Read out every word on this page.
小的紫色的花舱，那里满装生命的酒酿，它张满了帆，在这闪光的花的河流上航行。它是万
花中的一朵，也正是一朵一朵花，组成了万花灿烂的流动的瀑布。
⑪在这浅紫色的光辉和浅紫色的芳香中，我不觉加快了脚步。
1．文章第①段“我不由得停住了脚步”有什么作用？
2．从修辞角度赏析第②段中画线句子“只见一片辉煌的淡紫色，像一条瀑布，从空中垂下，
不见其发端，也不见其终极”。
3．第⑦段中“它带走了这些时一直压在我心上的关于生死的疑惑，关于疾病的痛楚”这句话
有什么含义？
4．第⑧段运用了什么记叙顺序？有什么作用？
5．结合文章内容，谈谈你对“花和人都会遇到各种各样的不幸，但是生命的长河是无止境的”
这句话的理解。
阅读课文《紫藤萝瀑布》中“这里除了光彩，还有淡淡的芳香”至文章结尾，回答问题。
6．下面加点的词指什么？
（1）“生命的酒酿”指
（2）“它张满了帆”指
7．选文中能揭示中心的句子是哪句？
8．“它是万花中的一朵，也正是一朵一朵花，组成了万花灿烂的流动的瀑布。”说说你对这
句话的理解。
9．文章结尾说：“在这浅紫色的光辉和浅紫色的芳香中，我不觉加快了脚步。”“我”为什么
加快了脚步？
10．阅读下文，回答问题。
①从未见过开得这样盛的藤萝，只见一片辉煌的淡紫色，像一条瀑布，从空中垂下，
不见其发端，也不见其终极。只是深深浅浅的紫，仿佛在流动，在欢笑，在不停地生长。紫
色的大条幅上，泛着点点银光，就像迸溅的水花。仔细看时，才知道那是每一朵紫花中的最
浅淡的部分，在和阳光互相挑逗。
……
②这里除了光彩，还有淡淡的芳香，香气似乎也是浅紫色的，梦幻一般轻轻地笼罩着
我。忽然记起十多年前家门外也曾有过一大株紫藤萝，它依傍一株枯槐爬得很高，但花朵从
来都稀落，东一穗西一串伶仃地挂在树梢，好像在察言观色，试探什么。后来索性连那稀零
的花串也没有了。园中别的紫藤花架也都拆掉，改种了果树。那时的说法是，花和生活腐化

WHAT THIS TASK INVOLVES:
Reproduce each line of the entries in which the word "它张满了帆" is found.

RESULT BELOW:
小的紫色的花舱，那里满装生命的酒酿，它张满了帆，在这闪光的花的河流上航行。它是万
（2）“它张满了帆”指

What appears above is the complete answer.